## Stored items
--- Begin ---
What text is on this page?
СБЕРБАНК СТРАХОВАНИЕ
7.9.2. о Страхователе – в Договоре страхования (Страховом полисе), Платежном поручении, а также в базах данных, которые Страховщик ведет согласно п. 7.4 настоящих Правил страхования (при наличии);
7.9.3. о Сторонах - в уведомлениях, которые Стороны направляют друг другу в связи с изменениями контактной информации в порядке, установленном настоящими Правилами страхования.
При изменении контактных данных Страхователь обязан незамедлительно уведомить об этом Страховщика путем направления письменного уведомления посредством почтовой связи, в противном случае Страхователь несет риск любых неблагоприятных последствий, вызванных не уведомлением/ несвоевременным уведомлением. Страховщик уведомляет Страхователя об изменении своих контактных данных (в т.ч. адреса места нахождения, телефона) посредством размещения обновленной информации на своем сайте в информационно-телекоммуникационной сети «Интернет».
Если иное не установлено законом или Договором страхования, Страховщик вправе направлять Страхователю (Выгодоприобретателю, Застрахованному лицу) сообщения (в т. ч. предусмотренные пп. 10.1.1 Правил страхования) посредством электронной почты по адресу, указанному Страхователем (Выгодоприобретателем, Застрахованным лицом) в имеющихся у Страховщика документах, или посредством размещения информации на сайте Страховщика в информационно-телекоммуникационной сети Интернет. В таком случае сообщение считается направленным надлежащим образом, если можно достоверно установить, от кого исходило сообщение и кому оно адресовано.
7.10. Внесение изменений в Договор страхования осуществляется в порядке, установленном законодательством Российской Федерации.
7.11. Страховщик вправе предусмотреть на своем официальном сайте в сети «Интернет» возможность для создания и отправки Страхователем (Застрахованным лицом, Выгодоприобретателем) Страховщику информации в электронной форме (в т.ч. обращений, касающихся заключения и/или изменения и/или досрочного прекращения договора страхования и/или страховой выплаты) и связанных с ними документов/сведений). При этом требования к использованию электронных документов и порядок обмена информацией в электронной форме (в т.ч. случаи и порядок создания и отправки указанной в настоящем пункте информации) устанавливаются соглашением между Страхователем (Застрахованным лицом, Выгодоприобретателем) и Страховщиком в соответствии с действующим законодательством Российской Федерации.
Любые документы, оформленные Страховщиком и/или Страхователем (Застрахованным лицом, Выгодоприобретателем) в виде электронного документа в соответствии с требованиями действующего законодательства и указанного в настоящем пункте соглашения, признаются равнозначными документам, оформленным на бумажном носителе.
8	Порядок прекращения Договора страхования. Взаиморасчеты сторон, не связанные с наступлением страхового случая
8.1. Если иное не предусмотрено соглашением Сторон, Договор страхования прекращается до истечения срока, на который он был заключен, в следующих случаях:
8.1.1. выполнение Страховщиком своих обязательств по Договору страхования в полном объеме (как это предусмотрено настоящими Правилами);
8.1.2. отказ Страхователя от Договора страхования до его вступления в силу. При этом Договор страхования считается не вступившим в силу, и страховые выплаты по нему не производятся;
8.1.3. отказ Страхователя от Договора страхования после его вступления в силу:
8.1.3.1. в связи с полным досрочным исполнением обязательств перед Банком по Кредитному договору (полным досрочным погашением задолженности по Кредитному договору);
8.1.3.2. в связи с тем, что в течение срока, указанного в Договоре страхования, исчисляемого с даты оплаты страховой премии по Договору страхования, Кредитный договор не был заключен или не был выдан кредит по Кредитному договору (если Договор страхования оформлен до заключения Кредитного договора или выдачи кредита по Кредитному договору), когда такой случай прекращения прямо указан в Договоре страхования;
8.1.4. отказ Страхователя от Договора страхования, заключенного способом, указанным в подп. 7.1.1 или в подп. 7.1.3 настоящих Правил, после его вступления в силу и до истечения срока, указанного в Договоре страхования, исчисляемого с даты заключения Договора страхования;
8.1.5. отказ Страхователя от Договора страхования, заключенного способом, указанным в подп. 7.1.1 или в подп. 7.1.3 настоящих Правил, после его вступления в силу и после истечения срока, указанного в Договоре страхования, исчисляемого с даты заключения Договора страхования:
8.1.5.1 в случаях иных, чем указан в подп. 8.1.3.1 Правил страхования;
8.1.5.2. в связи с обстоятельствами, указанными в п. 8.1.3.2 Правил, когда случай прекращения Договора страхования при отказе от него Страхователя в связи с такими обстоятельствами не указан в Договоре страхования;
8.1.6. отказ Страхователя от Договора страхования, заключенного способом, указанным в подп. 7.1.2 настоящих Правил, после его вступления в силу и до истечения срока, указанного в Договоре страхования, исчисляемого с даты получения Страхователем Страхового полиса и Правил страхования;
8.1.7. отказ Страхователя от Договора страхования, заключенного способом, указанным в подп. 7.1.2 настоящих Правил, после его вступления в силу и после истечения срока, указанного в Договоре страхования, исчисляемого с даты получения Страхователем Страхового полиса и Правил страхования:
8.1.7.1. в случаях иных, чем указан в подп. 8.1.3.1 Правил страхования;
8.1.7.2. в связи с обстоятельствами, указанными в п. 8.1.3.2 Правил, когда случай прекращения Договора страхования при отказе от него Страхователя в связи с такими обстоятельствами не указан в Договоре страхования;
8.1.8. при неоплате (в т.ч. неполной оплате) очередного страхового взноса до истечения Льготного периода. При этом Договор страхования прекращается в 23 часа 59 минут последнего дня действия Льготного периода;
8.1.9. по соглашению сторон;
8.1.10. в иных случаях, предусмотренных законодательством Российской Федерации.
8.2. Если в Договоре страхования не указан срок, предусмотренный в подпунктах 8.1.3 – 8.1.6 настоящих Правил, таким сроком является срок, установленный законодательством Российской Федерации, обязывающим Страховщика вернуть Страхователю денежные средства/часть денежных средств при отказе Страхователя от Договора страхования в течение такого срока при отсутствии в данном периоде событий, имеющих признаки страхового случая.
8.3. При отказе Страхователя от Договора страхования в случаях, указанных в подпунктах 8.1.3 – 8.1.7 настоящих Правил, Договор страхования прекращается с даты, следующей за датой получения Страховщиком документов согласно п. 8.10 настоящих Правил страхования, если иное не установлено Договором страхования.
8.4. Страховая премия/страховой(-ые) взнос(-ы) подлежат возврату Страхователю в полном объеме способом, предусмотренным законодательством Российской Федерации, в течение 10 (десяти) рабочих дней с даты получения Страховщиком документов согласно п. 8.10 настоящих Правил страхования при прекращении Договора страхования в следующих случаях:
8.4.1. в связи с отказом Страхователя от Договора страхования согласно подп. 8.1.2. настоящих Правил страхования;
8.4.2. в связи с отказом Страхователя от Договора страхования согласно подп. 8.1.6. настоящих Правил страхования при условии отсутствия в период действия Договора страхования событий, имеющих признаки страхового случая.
--- End ---
Wherever "обстоятельствами" shows up in a line, copy that line.

8.1.5.2. в связи с обстоятельствами, указанными в п. 8.1.3.2 Правил, когда случай прекращения Договора страхования при отказе от него Страхователя в связи с такими обстоятельствами не указан в Договоре страхования;
8.1.7.2. в связи с обстоятельствами, указанными в п. 8.1.3.2 Правил, когда случай прекращения Договора страхования при отказе от него Страхователя в связи с такими обстоятельствами не указан в Договоре страхования;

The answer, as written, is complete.